What is needed: Reproduce the records below in full and word for word, excluding pictures.

Dataset:
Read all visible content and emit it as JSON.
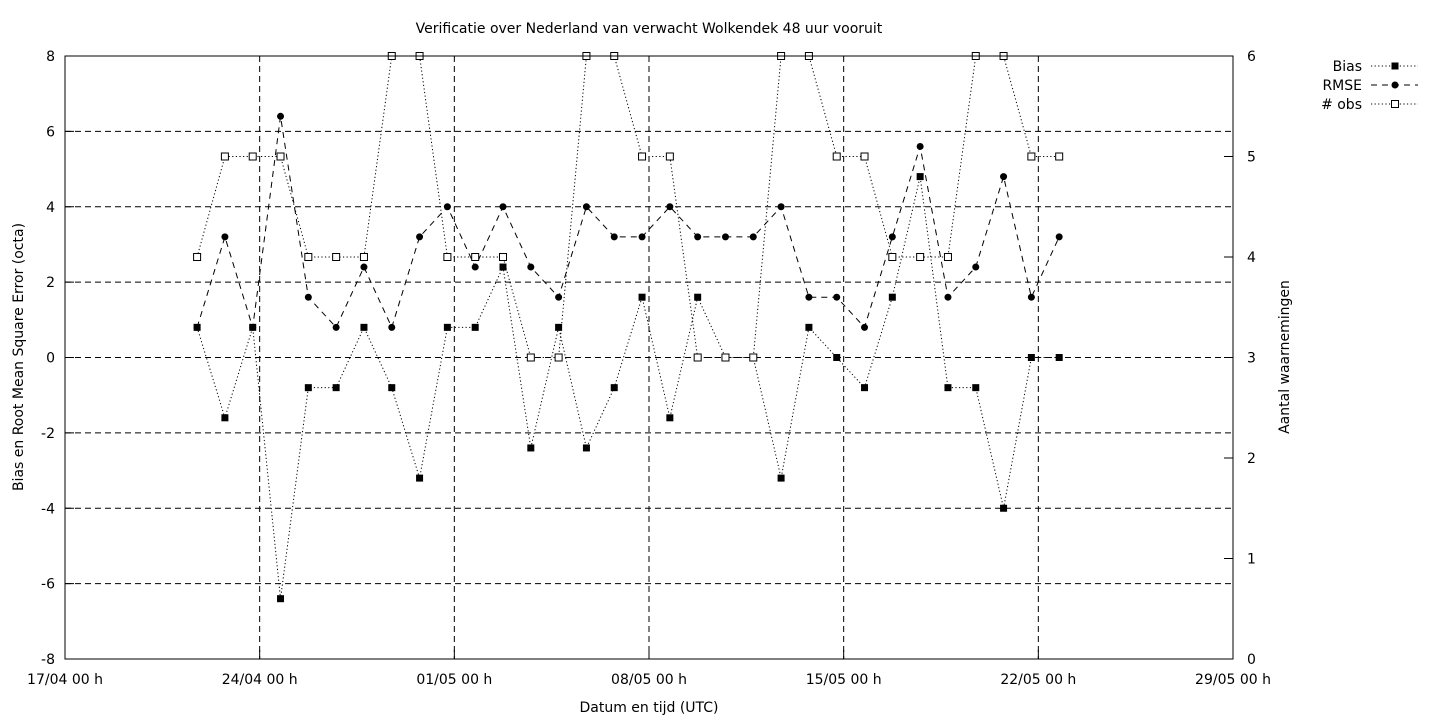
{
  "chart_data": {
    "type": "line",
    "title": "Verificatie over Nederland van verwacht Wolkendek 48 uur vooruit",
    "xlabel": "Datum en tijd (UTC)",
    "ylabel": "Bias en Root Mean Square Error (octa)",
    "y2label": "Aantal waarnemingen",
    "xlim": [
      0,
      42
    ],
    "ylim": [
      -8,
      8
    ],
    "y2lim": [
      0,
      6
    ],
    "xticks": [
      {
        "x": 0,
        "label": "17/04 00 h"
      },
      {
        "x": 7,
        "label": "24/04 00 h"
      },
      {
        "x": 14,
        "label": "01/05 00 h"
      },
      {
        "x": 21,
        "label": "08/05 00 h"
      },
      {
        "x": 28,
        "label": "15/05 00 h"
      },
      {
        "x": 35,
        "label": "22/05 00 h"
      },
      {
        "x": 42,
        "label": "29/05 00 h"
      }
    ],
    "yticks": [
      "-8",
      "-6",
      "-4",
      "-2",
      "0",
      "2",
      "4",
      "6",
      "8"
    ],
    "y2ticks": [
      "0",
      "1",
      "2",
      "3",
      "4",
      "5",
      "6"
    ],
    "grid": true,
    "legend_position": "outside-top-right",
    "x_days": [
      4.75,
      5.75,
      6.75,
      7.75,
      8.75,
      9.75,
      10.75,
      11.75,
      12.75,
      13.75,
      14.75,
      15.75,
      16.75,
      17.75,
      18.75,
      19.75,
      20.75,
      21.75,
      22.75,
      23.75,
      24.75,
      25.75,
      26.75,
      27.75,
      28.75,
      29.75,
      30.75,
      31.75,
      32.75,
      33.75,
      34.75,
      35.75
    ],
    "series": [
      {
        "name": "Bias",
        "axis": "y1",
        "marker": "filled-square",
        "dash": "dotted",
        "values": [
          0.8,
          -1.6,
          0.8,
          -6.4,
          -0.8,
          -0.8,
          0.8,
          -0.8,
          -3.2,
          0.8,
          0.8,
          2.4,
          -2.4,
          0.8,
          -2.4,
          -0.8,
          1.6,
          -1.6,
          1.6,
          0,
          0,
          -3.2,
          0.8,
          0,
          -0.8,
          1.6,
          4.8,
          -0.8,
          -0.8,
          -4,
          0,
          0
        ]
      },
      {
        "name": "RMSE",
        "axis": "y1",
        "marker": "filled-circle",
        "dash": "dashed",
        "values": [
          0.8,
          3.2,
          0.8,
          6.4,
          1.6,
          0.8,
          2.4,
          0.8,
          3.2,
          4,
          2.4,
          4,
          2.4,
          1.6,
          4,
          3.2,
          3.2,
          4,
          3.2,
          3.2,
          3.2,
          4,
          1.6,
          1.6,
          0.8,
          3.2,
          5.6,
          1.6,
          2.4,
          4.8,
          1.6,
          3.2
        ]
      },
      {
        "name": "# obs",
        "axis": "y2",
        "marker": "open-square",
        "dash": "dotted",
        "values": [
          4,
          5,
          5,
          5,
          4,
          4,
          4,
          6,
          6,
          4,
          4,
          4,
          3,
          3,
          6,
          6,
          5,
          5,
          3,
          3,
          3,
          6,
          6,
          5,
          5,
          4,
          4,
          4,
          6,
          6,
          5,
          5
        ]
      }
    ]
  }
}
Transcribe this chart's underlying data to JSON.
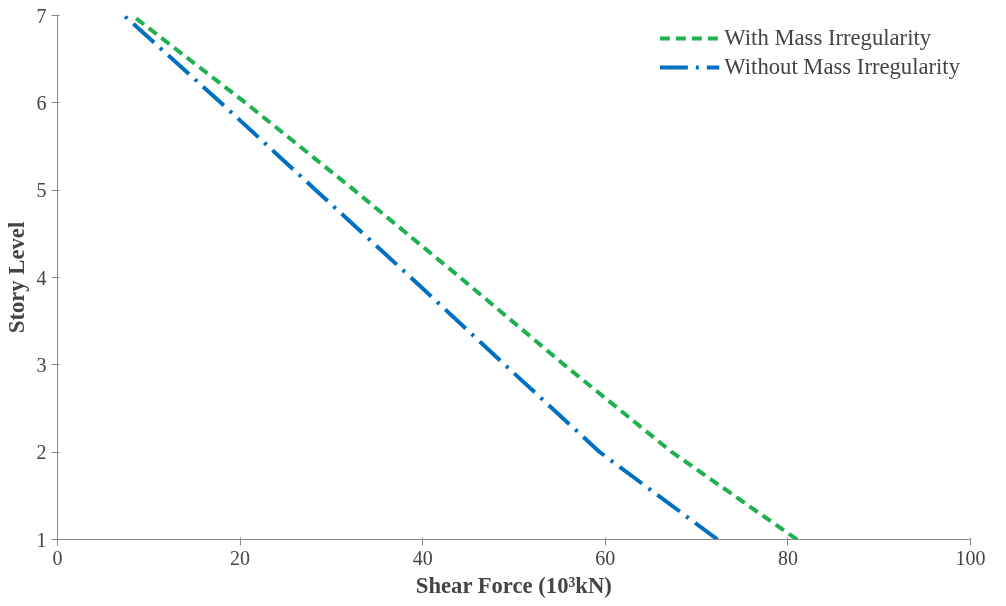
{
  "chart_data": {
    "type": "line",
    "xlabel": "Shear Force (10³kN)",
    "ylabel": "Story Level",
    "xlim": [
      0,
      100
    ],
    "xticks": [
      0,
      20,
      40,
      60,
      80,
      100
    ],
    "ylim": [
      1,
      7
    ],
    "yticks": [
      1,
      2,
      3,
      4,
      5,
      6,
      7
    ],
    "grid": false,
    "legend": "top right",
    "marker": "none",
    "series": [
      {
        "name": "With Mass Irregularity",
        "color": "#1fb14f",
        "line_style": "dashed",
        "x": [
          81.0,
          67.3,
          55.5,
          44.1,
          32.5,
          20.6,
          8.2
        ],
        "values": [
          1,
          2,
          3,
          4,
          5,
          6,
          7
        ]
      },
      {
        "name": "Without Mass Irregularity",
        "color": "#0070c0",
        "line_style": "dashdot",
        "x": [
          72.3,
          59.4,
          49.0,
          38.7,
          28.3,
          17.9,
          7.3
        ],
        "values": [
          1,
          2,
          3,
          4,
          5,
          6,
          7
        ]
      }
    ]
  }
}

Expected output:
Read all visible content and emit it as JSON.
{
  "chart_data": {
    "type": "line",
    "title": "Verificatie over Nederland van verwacht Wolkendek 48 uur vooruit",
    "xlabel": "Datum en tijd (UTC)",
    "ylabel": "Bias en Root Mean Square Error (octa)",
    "y2label": "Aantal waarnemingen",
    "xlim": [
      0,
      42
    ],
    "ylim": [
      -8,
      8
    ],
    "y2lim": [
      0,
      6
    ],
    "xticks": [
      {
        "x": 0,
        "label": "17/04 00 h"
      },
      {
        "x": 7,
        "label": "24/04 00 h"
      },
      {
        "x": 14,
        "label": "01/05 00 h"
      },
      {
        "x": 21,
        "label": "08/05 00 h"
      },
      {
        "x": 28,
        "label": "15/05 00 h"
      },
      {
        "x": 35,
        "label": "22/05 00 h"
      },
      {
        "x": 42,
        "label": "29/05 00 h"
      }
    ],
    "yticks": [
      "-8",
      "-6",
      "-4",
      "-2",
      "0",
      "2",
      "4",
      "6",
      "8"
    ],
    "y2ticks": [
      "0",
      "1",
      "2",
      "3",
      "4",
      "5",
      "6"
    ],
    "grid": true,
    "legend_position": "outside-top-right",
    "x_days": [
      4.75,
      5.75,
      6.75,
      7.75,
      8.75,
      9.75,
      10.75,
      11.75,
      12.75,
      13.75,
      14.75,
      15.75,
      16.75,
      17.75,
      18.75,
      19.75,
      20.75,
      21.75,
      22.75,
      23.75,
      24.75,
      25.75,
      26.75,
      27.75,
      28.75,
      29.75,
      30.75,
      31.75,
      32.75,
      33.75,
      34.75,
      35.75
    ],
    "series": [
      {
        "name": "Bias",
        "axis": "y1",
        "marker": "filled-square",
        "dash": "dotted",
        "values": [
          0.8,
          -1.6,
          0.8,
          -6.4,
          -0.8,
          -0.8,
          0.8,
          -0.8,
          -3.2,
          0.8,
          0.8,
          2.4,
          -2.4,
          0.8,
          -2.4,
          -0.8,
          1.6,
          -1.6,
          1.6,
          0,
          0,
          -3.2,
          0.8,
          0,
          -0.8,
          1.6,
          4.8,
          -0.8,
          -0.8,
          -4,
          0,
          0
        ]
      },
      {
        "name": "RMSE",
        "axis": "y1",
        "marker": "filled-circle",
        "dash": "dashed",
        "values": [
          0.8,
          3.2,
          0.8,
          6.4,
          1.6,
          0.8,
          2.4,
          0.8,
          3.2,
          4,
          2.4,
          4,
          2.4,
          1.6,
          4,
          3.2,
          3.2,
          4,
          3.2,
          3.2,
          3.2,
          4,
          1.6,
          1.6,
          0.8,
          3.2,
          5.6,
          1.6,
          2.4,
          4.8,
          1.6,
          3.2
        ]
      },
      {
        "name": "# obs",
        "axis": "y2",
        "marker": "open-square",
        "dash": "dotted",
        "values": [
          4,
          5,
          5,
          5,
          4,
          4,
          4,
          6,
          6,
          4,
          4,
          4,
          3,
          3,
          6,
          6,
          5,
          5,
          3,
          3,
          3,
          6,
          6,
          5,
          5,
          4,
          4,
          4,
          6,
          6,
          5,
          5
        ]
      }
    ]
  }
}
Transcribe this chart's underlying data to JSON.
{
  "chart_data": {
    "type": "line",
    "xlabel": "Shear Force (10³kN)",
    "ylabel": "Story Level",
    "xlim": [
      0,
      100
    ],
    "xticks": [
      0,
      20,
      40,
      60,
      80,
      100
    ],
    "ylim": [
      1,
      7
    ],
    "yticks": [
      1,
      2,
      3,
      4,
      5,
      6,
      7
    ],
    "grid": false,
    "legend": "top right",
    "marker": "none",
    "series": [
      {
        "name": "With Mass Irregularity",
        "color": "#1fb14f",
        "line_style": "dashed",
        "x": [
          81.0,
          67.3,
          55.5,
          44.1,
          32.5,
          20.6,
          8.2
        ],
        "values": [
          1,
          2,
          3,
          4,
          5,
          6,
          7
        ]
      },
      {
        "name": "Without Mass Irregularity",
        "color": "#0070c0",
        "line_style": "dashdot",
        "x": [
          72.3,
          59.4,
          49.0,
          38.7,
          28.3,
          17.9,
          7.3
        ],
        "values": [
          1,
          2,
          3,
          4,
          5,
          6,
          7
        ]
      }
    ]
  }
}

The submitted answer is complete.